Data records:
* start *

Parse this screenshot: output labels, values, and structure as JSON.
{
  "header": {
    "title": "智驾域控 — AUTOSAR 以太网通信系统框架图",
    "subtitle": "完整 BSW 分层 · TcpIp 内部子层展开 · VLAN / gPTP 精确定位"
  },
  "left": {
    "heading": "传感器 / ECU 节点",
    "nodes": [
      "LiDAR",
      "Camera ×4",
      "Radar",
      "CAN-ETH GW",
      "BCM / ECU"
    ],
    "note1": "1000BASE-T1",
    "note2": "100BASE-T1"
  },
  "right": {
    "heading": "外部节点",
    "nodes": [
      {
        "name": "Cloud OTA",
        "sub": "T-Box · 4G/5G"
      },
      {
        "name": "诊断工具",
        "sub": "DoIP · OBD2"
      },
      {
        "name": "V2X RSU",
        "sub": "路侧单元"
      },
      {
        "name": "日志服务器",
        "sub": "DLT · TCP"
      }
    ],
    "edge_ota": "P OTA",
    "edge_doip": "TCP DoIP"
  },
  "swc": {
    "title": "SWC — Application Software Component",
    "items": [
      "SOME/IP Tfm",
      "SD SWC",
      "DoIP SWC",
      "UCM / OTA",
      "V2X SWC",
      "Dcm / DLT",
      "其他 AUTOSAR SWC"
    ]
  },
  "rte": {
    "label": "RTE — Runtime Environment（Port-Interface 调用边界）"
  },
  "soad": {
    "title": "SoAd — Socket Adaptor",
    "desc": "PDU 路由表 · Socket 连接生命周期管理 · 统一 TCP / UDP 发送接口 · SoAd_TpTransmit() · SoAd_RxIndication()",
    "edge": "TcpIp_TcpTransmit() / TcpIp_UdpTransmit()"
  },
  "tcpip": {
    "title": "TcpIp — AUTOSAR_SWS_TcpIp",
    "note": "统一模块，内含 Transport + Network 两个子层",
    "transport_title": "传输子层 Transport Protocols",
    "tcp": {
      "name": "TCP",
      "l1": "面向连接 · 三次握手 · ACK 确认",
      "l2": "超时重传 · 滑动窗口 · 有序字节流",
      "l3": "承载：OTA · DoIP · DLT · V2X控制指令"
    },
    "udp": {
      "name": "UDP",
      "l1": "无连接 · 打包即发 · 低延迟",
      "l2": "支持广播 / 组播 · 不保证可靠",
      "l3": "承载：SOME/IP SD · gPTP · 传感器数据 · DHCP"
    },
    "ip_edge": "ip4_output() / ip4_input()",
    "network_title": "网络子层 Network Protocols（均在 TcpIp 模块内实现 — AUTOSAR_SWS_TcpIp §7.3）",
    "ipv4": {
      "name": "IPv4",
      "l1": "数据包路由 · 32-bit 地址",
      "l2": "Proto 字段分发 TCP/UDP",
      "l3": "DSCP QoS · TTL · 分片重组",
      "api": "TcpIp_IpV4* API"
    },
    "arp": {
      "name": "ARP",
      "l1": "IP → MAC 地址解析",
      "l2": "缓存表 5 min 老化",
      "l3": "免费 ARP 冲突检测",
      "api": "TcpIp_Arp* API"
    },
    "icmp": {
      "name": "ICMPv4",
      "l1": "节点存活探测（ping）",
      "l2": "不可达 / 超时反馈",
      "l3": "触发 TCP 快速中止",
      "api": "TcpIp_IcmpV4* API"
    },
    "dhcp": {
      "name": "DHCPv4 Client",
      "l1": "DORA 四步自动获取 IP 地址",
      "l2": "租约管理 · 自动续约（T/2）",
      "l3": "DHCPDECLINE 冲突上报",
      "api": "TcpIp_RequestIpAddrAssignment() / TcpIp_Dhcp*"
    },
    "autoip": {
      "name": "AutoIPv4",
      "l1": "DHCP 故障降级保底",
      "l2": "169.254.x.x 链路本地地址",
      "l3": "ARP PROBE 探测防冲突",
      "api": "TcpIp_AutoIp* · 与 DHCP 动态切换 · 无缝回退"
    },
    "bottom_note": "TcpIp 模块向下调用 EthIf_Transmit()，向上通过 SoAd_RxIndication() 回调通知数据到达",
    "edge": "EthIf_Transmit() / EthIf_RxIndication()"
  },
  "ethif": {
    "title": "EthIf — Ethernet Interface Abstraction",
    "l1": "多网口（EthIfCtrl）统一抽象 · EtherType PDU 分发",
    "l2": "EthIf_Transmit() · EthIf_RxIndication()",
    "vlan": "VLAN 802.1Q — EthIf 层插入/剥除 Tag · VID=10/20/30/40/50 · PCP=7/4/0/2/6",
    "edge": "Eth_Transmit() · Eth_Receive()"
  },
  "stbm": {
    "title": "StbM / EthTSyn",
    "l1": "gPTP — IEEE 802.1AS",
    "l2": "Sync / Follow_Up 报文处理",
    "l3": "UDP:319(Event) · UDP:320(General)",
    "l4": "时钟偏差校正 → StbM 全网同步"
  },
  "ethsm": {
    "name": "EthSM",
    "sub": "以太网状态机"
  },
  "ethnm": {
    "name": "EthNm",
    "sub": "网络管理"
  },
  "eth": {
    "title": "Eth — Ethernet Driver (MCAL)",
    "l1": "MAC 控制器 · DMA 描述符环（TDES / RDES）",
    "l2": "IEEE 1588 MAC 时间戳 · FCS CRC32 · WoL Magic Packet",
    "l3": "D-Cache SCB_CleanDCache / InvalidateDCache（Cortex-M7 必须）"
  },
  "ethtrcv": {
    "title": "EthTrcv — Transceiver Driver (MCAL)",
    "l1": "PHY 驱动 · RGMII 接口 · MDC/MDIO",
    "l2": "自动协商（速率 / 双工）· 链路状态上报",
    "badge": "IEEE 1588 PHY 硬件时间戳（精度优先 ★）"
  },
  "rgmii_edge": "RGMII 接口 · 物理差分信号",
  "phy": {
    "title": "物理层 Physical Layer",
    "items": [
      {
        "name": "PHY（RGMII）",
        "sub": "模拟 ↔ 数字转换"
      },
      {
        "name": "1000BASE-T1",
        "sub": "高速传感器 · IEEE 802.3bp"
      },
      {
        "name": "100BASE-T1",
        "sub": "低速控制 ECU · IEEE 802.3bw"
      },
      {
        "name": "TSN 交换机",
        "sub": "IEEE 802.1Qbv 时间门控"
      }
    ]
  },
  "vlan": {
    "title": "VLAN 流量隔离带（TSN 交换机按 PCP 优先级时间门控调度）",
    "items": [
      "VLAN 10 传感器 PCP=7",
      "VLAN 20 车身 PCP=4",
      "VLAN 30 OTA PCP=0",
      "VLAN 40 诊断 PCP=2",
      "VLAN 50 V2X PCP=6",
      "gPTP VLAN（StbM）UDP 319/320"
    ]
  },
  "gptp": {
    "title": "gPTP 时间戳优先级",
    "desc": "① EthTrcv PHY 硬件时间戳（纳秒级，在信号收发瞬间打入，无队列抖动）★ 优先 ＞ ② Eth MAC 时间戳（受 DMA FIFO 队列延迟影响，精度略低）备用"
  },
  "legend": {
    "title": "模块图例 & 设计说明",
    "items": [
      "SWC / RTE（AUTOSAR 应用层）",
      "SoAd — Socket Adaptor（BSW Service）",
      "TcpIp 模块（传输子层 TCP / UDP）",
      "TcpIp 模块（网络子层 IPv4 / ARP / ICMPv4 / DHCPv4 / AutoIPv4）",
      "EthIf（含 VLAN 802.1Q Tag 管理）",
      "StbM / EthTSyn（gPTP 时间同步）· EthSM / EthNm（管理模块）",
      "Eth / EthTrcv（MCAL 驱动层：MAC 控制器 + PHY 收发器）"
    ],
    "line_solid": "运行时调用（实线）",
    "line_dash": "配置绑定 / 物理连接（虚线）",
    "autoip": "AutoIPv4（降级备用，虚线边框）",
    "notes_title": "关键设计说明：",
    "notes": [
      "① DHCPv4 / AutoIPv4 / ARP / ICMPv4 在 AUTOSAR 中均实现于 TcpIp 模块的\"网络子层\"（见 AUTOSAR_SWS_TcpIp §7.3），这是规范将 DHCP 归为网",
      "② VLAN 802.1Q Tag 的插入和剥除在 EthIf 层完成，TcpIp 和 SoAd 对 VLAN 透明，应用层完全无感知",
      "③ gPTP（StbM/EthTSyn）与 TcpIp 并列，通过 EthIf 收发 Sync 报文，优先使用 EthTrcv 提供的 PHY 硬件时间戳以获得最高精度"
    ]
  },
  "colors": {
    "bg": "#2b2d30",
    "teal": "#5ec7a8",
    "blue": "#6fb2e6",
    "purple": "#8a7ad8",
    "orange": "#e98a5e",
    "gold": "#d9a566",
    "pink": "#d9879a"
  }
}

* end *

▶ WHAT THIS TASK INVOLVES
Go over the records above and tally each line that includes "传输子层". Give the total by itself.

▶ EXERCISE OUTPUT
2